◆ What you need to do:
Extract all lines that hold "name" from the records below.

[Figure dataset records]
** BEGIN **

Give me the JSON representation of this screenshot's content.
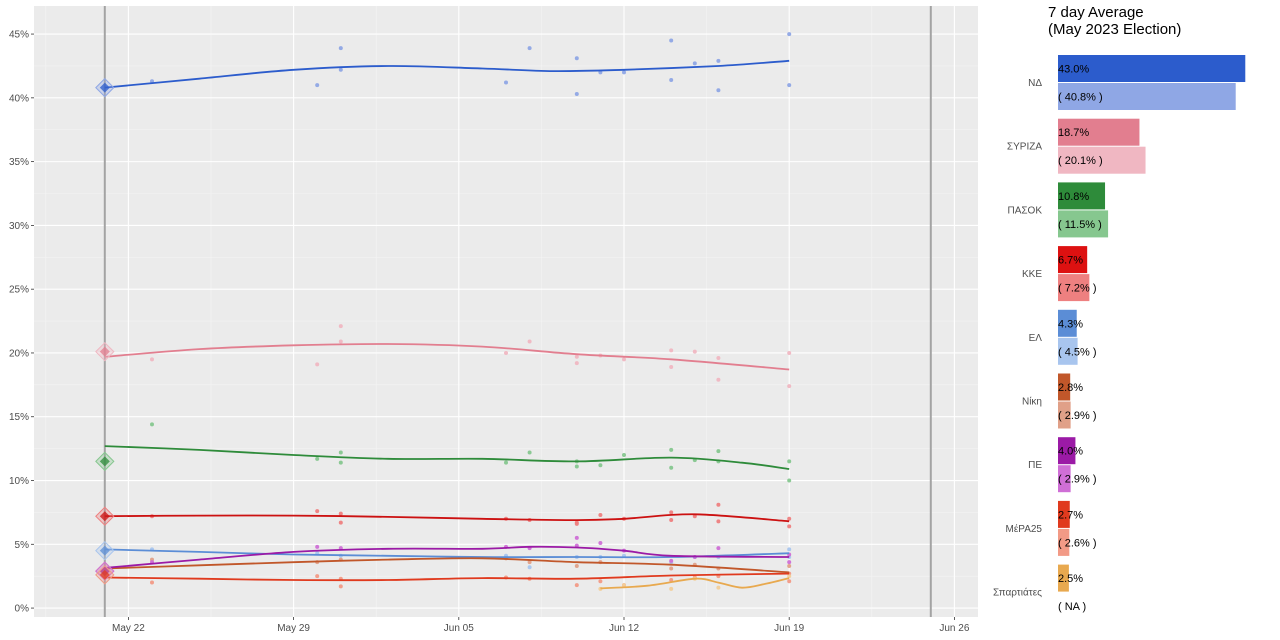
{
  "side_title": {
    "line1": "7 day Average",
    "line2": "(May 2023 Election)"
  },
  "chart_data": [
    {
      "type": "line",
      "x_tick_labels": [
        "May 22",
        "May 29",
        "Jun 05",
        "Jun 12",
        "Jun 19",
        "Jun 26"
      ],
      "x_ticks": [
        "2023-05-22",
        "2023-05-29",
        "2023-06-05",
        "2023-06-12",
        "2023-06-19",
        "2023-06-26"
      ],
      "xlim": [
        "2023-05-18",
        "2023-06-27"
      ],
      "y_tick_labels": [
        "0%",
        "5%",
        "10%",
        "15%",
        "20%",
        "25%",
        "30%",
        "35%",
        "40%",
        "45%"
      ],
      "ylim": [
        -0.7,
        47.2
      ],
      "vlines": [
        "2023-05-21",
        "2023-06-25"
      ],
      "grid": true,
      "election_date": "2023-05-21",
      "series": [
        {
          "name": "ΝΔ",
          "color": "#2c5ccc",
          "light": "#8fa7e5",
          "election": 40.8,
          "smooth": [
            [
              "2023-05-21",
              40.8
            ],
            [
              "2023-05-25",
              41.5
            ],
            [
              "2023-05-29",
              42.2
            ],
            [
              "2023-06-02",
              42.5
            ],
            [
              "2023-06-06",
              42.3
            ],
            [
              "2023-06-09",
              42.1
            ],
            [
              "2023-06-12",
              42.2
            ],
            [
              "2023-06-16",
              42.5
            ],
            [
              "2023-06-19",
              42.9
            ]
          ],
          "points": [
            [
              "2023-05-23",
              41.3
            ],
            [
              "2023-05-30",
              41.0
            ],
            [
              "2023-05-31",
              42.2
            ],
            [
              "2023-05-31",
              43.9
            ],
            [
              "2023-06-07",
              41.2
            ],
            [
              "2023-06-08",
              43.9
            ],
            [
              "2023-06-10",
              43.1
            ],
            [
              "2023-06-10",
              40.3
            ],
            [
              "2023-06-11",
              42.0
            ],
            [
              "2023-06-12",
              42.0
            ],
            [
              "2023-06-14",
              44.5
            ],
            [
              "2023-06-14",
              41.4
            ],
            [
              "2023-06-15",
              42.7
            ],
            [
              "2023-06-16",
              42.9
            ],
            [
              "2023-06-16",
              40.6
            ],
            [
              "2023-06-19",
              45.0
            ],
            [
              "2023-06-19",
              41.0
            ]
          ]
        },
        {
          "name": "ΣΥΡΙΖΑ",
          "color": "#e27e8f",
          "light": "#f0b7c2",
          "election": 20.1,
          "smooth": [
            [
              "2023-05-21",
              19.7
            ],
            [
              "2023-05-25",
              20.3
            ],
            [
              "2023-05-29",
              20.6
            ],
            [
              "2023-06-02",
              20.7
            ],
            [
              "2023-06-06",
              20.5
            ],
            [
              "2023-06-10",
              19.9
            ],
            [
              "2023-06-14",
              19.5
            ],
            [
              "2023-06-19",
              18.7
            ]
          ],
          "points": [
            [
              "2023-05-23",
              19.5
            ],
            [
              "2023-05-30",
              19.1
            ],
            [
              "2023-05-31",
              20.9
            ],
            [
              "2023-05-31",
              22.1
            ],
            [
              "2023-06-07",
              20.0
            ],
            [
              "2023-06-08",
              20.9
            ],
            [
              "2023-06-10",
              19.7
            ],
            [
              "2023-06-10",
              19.2
            ],
            [
              "2023-06-11",
              19.8
            ],
            [
              "2023-06-12",
              19.5
            ],
            [
              "2023-06-14",
              20.2
            ],
            [
              "2023-06-14",
              18.9
            ],
            [
              "2023-06-15",
              20.1
            ],
            [
              "2023-06-16",
              19.6
            ],
            [
              "2023-06-16",
              17.9
            ],
            [
              "2023-06-19",
              20.0
            ],
            [
              "2023-06-19",
              17.4
            ]
          ]
        },
        {
          "name": "ΠΑΣΟΚ",
          "color": "#2e8b3a",
          "light": "#86c78f",
          "election": 11.5,
          "smooth": [
            [
              "2023-05-21",
              12.7
            ],
            [
              "2023-05-25",
              12.4
            ],
            [
              "2023-05-29",
              12.0
            ],
            [
              "2023-06-02",
              11.7
            ],
            [
              "2023-06-06",
              11.7
            ],
            [
              "2023-06-10",
              11.5
            ],
            [
              "2023-06-14",
              11.8
            ],
            [
              "2023-06-17",
              11.4
            ],
            [
              "2023-06-19",
              10.9
            ]
          ],
          "points": [
            [
              "2023-05-23",
              14.4
            ],
            [
              "2023-05-30",
              11.7
            ],
            [
              "2023-05-31",
              11.4
            ],
            [
              "2023-05-31",
              12.2
            ],
            [
              "2023-06-07",
              11.4
            ],
            [
              "2023-06-08",
              12.2
            ],
            [
              "2023-06-10",
              11.5
            ],
            [
              "2023-06-10",
              11.1
            ],
            [
              "2023-06-11",
              11.2
            ],
            [
              "2023-06-12",
              12.0
            ],
            [
              "2023-06-14",
              12.4
            ],
            [
              "2023-06-14",
              11.0
            ],
            [
              "2023-06-15",
              11.6
            ],
            [
              "2023-06-16",
              12.3
            ],
            [
              "2023-06-16",
              11.5
            ],
            [
              "2023-06-19",
              11.5
            ],
            [
              "2023-06-19",
              10.0
            ]
          ]
        },
        {
          "name": "ΚΚΕ",
          "color": "#cc1111",
          "light": "#ee8080",
          "election": 7.2,
          "smooth": [
            [
              "2023-05-21",
              7.2
            ],
            [
              "2023-05-25",
              7.25
            ],
            [
              "2023-05-29",
              7.25
            ],
            [
              "2023-06-02",
              7.15
            ],
            [
              "2023-06-06",
              7.0
            ],
            [
              "2023-06-10",
              6.9
            ],
            [
              "2023-06-12",
              7.0
            ],
            [
              "2023-06-15",
              7.35
            ],
            [
              "2023-06-19",
              6.8
            ]
          ],
          "points": [
            [
              "2023-05-23",
              7.2
            ],
            [
              "2023-05-30",
              7.6
            ],
            [
              "2023-05-31",
              6.7
            ],
            [
              "2023-05-31",
              7.4
            ],
            [
              "2023-06-07",
              7.0
            ],
            [
              "2023-06-08",
              6.9
            ],
            [
              "2023-06-10",
              6.7
            ],
            [
              "2023-06-10",
              6.6
            ],
            [
              "2023-06-11",
              7.3
            ],
            [
              "2023-06-12",
              7.0
            ],
            [
              "2023-06-14",
              7.5
            ],
            [
              "2023-06-14",
              6.9
            ],
            [
              "2023-06-15",
              7.2
            ],
            [
              "2023-06-16",
              8.1
            ],
            [
              "2023-06-16",
              6.8
            ],
            [
              "2023-06-19",
              7.0
            ],
            [
              "2023-06-19",
              6.4
            ]
          ]
        },
        {
          "name": "ΕΛ",
          "color": "#5b8dd6",
          "light": "#a8c5ee",
          "election": 4.5,
          "smooth": [
            [
              "2023-05-21",
              4.6
            ],
            [
              "2023-05-25",
              4.4
            ],
            [
              "2023-05-29",
              4.2
            ],
            [
              "2023-06-02",
              4.1
            ],
            [
              "2023-06-06",
              4.0
            ],
            [
              "2023-06-10",
              4.0
            ],
            [
              "2023-06-14",
              4.0
            ],
            [
              "2023-06-19",
              4.3
            ]
          ],
          "points": [
            [
              "2023-05-23",
              4.6
            ],
            [
              "2023-05-30",
              4.3
            ],
            [
              "2023-05-31",
              4.1
            ],
            [
              "2023-06-07",
              4.1
            ],
            [
              "2023-06-08",
              3.2
            ],
            [
              "2023-06-10",
              4.0
            ],
            [
              "2023-06-11",
              4.0
            ],
            [
              "2023-06-12",
              4.1
            ],
            [
              "2023-06-14",
              3.6
            ],
            [
              "2023-06-15",
              4.0
            ],
            [
              "2023-06-16",
              4.0
            ],
            [
              "2023-06-19",
              4.6
            ],
            [
              "2023-06-19",
              4.0
            ]
          ]
        },
        {
          "name": "Νίκη",
          "color": "#c1572a",
          "light": "#e0a088",
          "election": 2.9,
          "smooth": [
            [
              "2023-05-21",
              3.1
            ],
            [
              "2023-05-25",
              3.35
            ],
            [
              "2023-05-29",
              3.6
            ],
            [
              "2023-06-02",
              3.8
            ],
            [
              "2023-06-06",
              3.9
            ],
            [
              "2023-06-10",
              3.6
            ],
            [
              "2023-06-14",
              3.4
            ],
            [
              "2023-06-19",
              2.8
            ]
          ],
          "points": [
            [
              "2023-05-23",
              3.8
            ],
            [
              "2023-05-30",
              3.6
            ],
            [
              "2023-05-31",
              3.8
            ],
            [
              "2023-06-07",
              3.9
            ],
            [
              "2023-06-08",
              3.6
            ],
            [
              "2023-06-10",
              3.3
            ],
            [
              "2023-06-11",
              3.6
            ],
            [
              "2023-06-14",
              3.1
            ],
            [
              "2023-06-15",
              3.4
            ],
            [
              "2023-06-16",
              3.1
            ],
            [
              "2023-06-19",
              3.3
            ]
          ]
        },
        {
          "name": "ΠΕ",
          "color": "#9b1aa6",
          "light": "#cf6fd6",
          "election": 2.9,
          "smooth": [
            [
              "2023-05-21",
              3.15
            ],
            [
              "2023-05-25",
              3.8
            ],
            [
              "2023-05-29",
              4.4
            ],
            [
              "2023-06-02",
              4.65
            ],
            [
              "2023-06-06",
              4.65
            ],
            [
              "2023-06-08",
              4.8
            ],
            [
              "2023-06-10",
              4.75
            ],
            [
              "2023-06-12",
              4.5
            ],
            [
              "2023-06-14",
              4.1
            ],
            [
              "2023-06-19",
              4.0
            ]
          ],
          "points": [
            [
              "2023-05-23",
              3.6
            ],
            [
              "2023-05-30",
              4.8
            ],
            [
              "2023-05-31",
              4.7
            ],
            [
              "2023-06-07",
              4.8
            ],
            [
              "2023-06-08",
              4.7
            ],
            [
              "2023-06-10",
              5.5
            ],
            [
              "2023-06-10",
              4.9
            ],
            [
              "2023-06-11",
              5.1
            ],
            [
              "2023-06-12",
              4.5
            ],
            [
              "2023-06-14",
              3.7
            ],
            [
              "2023-06-15",
              4.0
            ],
            [
              "2023-06-16",
              4.7
            ],
            [
              "2023-06-19",
              4.2
            ],
            [
              "2023-06-19",
              3.6
            ]
          ]
        },
        {
          "name": "ΜέΡΑ25",
          "color": "#e03a1e",
          "light": "#f29a86",
          "election": 2.6,
          "smooth": [
            [
              "2023-05-21",
              2.4
            ],
            [
              "2023-05-25",
              2.3
            ],
            [
              "2023-05-29",
              2.2
            ],
            [
              "2023-06-02",
              2.2
            ],
            [
              "2023-06-06",
              2.35
            ],
            [
              "2023-06-10",
              2.3
            ],
            [
              "2023-06-14",
              2.55
            ],
            [
              "2023-06-19",
              2.7
            ]
          ],
          "points": [
            [
              "2023-05-23",
              2.0
            ],
            [
              "2023-05-30",
              2.5
            ],
            [
              "2023-05-31",
              2.3
            ],
            [
              "2023-05-31",
              1.7
            ],
            [
              "2023-06-07",
              2.4
            ],
            [
              "2023-06-08",
              2.3
            ],
            [
              "2023-06-10",
              1.8
            ],
            [
              "2023-06-11",
              2.1
            ],
            [
              "2023-06-12",
              1.8
            ],
            [
              "2023-06-14",
              2.2
            ],
            [
              "2023-06-15",
              2.4
            ],
            [
              "2023-06-16",
              2.5
            ],
            [
              "2023-06-19",
              2.7
            ],
            [
              "2023-06-19",
              2.1
            ]
          ]
        },
        {
          "name": "Σπαρτιάτες",
          "color": "#e8a94f",
          "light": "#f2cf9a",
          "election": null,
          "smooth": [
            [
              "2023-06-11",
              1.55
            ],
            [
              "2023-06-13",
              1.75
            ],
            [
              "2023-06-15",
              2.3
            ],
            [
              "2023-06-16",
              2.0
            ],
            [
              "2023-06-17",
              1.6
            ],
            [
              "2023-06-18",
              1.9
            ],
            [
              "2023-06-19",
              2.35
            ]
          ],
          "points": [
            [
              "2023-06-11",
              1.5
            ],
            [
              "2023-06-12",
              1.8
            ],
            [
              "2023-06-14",
              1.5
            ],
            [
              "2023-06-15",
              2.3
            ],
            [
              "2023-06-16",
              1.6
            ],
            [
              "2023-06-19",
              2.5
            ]
          ]
        }
      ]
    },
    {
      "type": "bar",
      "orientation": "horizontal",
      "xlim": [
        0,
        45
      ],
      "categories": [
        "ΝΔ",
        "ΣΥΡΙΖΑ",
        "ΠΑΣΟΚ",
        "ΚΚΕ",
        "ΕΛ",
        "Νίκη",
        "ΠΕ",
        "ΜέΡΑ25",
        "Σπαρτιάτες"
      ],
      "series": [
        {
          "name": "7 day average",
          "values": [
            43.0,
            18.7,
            10.8,
            6.7,
            4.3,
            2.8,
            4.0,
            2.7,
            2.5
          ],
          "labels": [
            "43.0%",
            "18.7%",
            "10.8%",
            "6.7%",
            "4.3%",
            "2.8%",
            "4.0%",
            "2.7%",
            "2.5%"
          ]
        },
        {
          "name": "May 2023 Election",
          "values": [
            40.8,
            20.1,
            11.5,
            7.2,
            4.5,
            2.9,
            2.9,
            2.6,
            null
          ],
          "labels": [
            "( 40.8% )",
            "( 20.1% )",
            "( 11.5% )",
            "( 7.2% )",
            "( 4.5% )",
            "( 2.9% )",
            "( 2.9% )",
            "( 2.6% )",
            "( NA )"
          ]
        }
      ],
      "colors_dark": [
        "#2c5ccc",
        "#e27e8f",
        "#2e8b3a",
        "#dd1111",
        "#5b8dd6",
        "#c1572a",
        "#9b1aa6",
        "#e03a1e",
        "#e8a94f"
      ],
      "colors_light": [
        "#8fa7e5",
        "#f0b7c2",
        "#86c78f",
        "#ee8080",
        "#a8c5ee",
        "#e0a088",
        "#cf6fd6",
        "#f29a86",
        "#f2cf9a"
      ]
    }
  ]
}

** END **

◆ Task solution:
          "name": "ΝΔ",
          "name": "ΣΥΡΙΖΑ",
          "name": "ΠΑΣΟΚ",
          "name": "ΚΚΕ",
          "name": "ΕΛ",
          "name": "Νίκη",
          "name": "ΠΕ",
          "name": "ΜέΡΑ25",
          "name": "Σπαρτιάτες",
          "name": "7 day average",
          "name": "May 2023 Election",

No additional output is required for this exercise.